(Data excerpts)
>> Begin

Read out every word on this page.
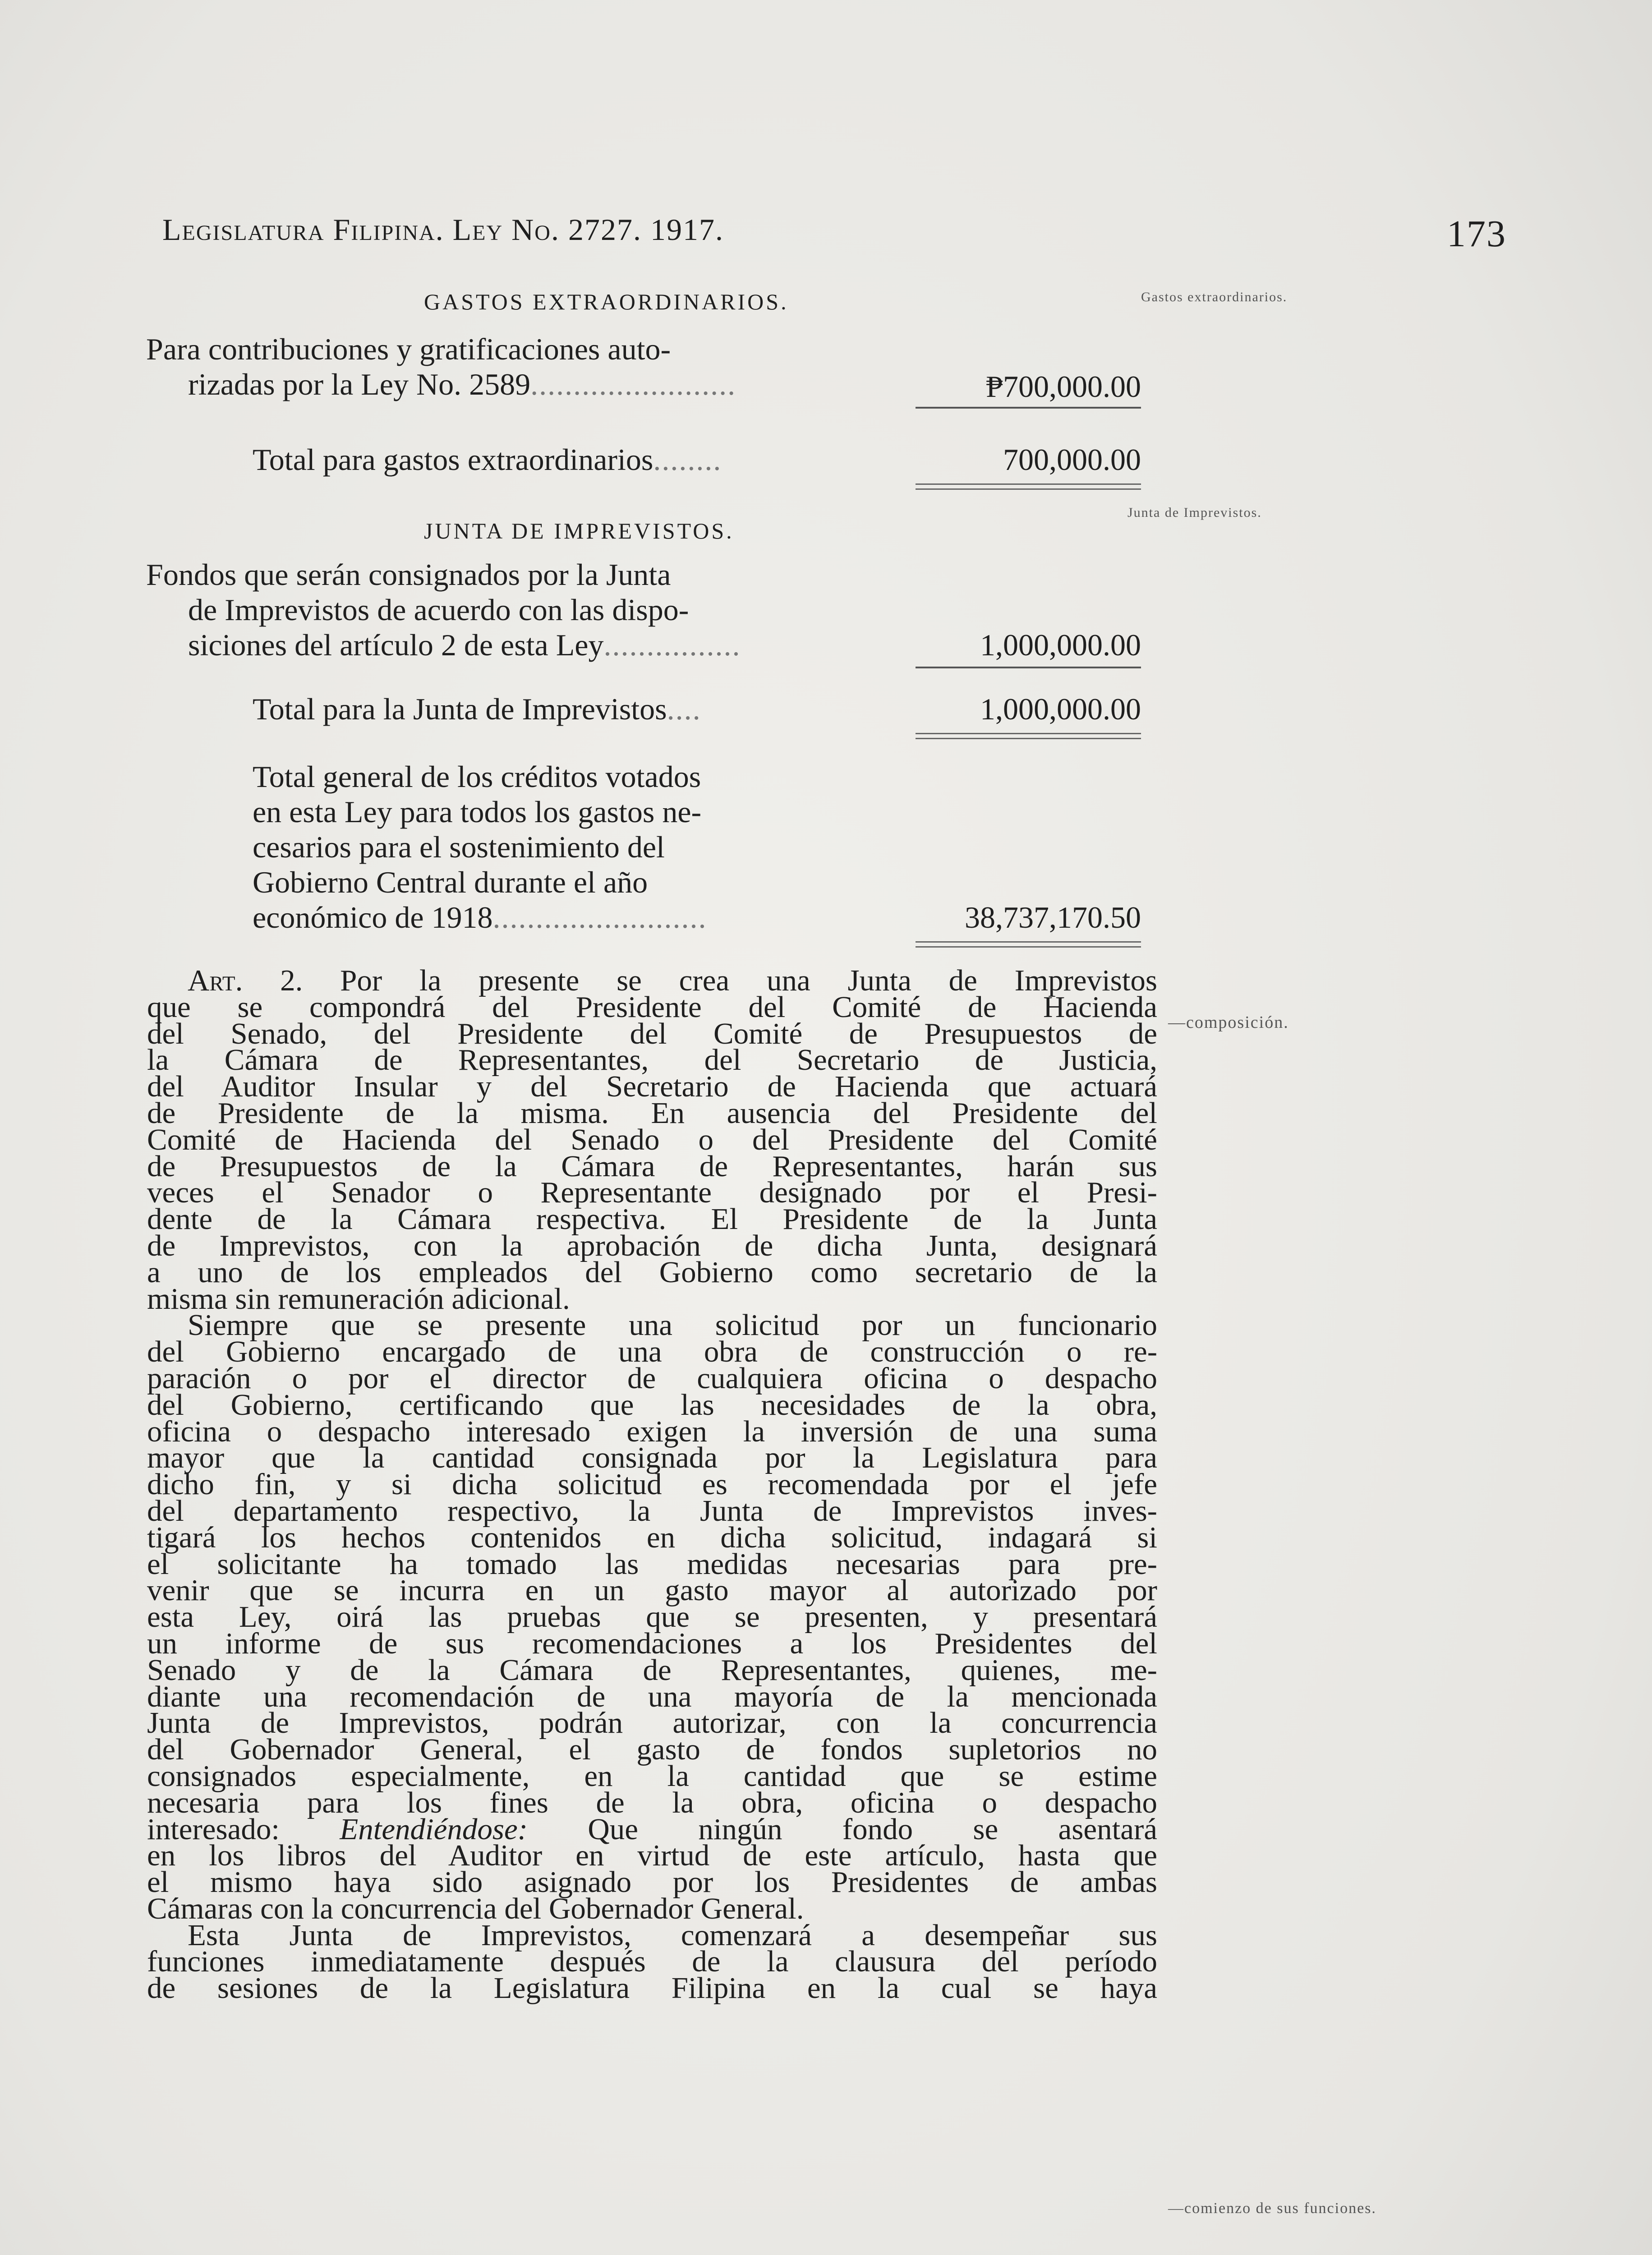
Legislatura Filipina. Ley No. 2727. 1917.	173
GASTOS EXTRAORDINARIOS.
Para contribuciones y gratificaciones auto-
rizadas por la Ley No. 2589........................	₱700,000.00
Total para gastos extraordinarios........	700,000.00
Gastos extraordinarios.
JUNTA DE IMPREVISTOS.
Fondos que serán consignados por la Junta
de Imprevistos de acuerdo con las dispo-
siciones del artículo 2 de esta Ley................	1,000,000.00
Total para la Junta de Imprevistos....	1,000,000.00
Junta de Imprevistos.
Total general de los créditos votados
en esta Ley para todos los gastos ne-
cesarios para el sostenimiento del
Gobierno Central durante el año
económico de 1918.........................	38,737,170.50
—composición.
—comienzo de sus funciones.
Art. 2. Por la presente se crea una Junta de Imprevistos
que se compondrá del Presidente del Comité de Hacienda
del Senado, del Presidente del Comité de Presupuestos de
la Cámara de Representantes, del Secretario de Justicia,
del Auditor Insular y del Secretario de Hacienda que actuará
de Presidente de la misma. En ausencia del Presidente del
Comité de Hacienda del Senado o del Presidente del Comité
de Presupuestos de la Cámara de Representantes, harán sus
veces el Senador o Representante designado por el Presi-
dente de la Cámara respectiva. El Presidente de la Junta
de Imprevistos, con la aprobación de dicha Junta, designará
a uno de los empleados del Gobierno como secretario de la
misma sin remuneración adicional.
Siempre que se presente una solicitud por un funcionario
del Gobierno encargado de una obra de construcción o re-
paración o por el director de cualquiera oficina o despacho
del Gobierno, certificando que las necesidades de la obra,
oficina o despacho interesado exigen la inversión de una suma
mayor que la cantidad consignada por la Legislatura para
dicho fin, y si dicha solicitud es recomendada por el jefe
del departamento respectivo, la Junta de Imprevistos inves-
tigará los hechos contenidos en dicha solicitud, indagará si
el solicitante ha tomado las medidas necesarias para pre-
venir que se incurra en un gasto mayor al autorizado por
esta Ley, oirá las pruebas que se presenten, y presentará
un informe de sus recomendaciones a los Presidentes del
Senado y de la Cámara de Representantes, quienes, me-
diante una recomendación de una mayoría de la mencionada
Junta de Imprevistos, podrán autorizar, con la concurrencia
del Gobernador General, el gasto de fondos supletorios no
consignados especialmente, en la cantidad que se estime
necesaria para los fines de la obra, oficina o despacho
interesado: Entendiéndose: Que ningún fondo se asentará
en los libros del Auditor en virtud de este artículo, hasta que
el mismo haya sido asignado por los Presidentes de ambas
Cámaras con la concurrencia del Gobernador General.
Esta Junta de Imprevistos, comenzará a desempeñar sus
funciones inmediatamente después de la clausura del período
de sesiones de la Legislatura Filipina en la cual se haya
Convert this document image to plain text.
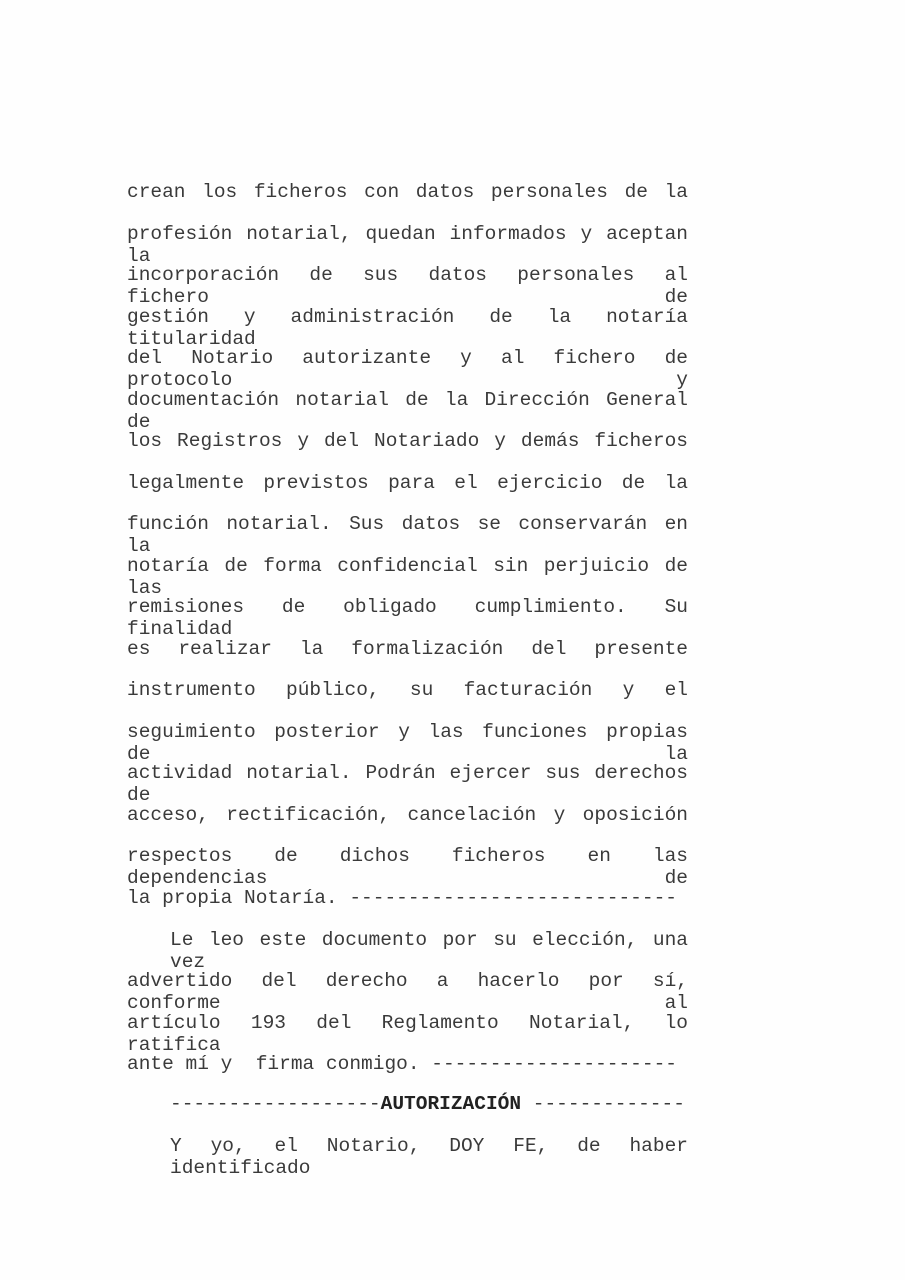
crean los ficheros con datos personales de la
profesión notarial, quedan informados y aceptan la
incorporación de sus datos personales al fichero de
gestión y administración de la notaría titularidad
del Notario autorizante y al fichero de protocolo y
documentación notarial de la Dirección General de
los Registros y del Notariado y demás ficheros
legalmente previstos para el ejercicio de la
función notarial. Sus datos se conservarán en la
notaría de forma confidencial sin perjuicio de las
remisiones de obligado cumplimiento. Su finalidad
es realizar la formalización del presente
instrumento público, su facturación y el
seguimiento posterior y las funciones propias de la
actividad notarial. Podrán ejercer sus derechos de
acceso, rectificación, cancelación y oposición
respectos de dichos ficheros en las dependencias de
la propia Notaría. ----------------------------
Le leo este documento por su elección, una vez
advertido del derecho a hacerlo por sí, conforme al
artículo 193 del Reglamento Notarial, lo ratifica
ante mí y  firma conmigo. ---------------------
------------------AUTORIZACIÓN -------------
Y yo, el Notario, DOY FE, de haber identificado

>> End

Wherever the word "cantidad" occurs in a line of the listing, copy that line.

Finished answer >>
mayor que la cantidad consignada por la Legislatura para
consignados especialmente, en la cantidad que se estime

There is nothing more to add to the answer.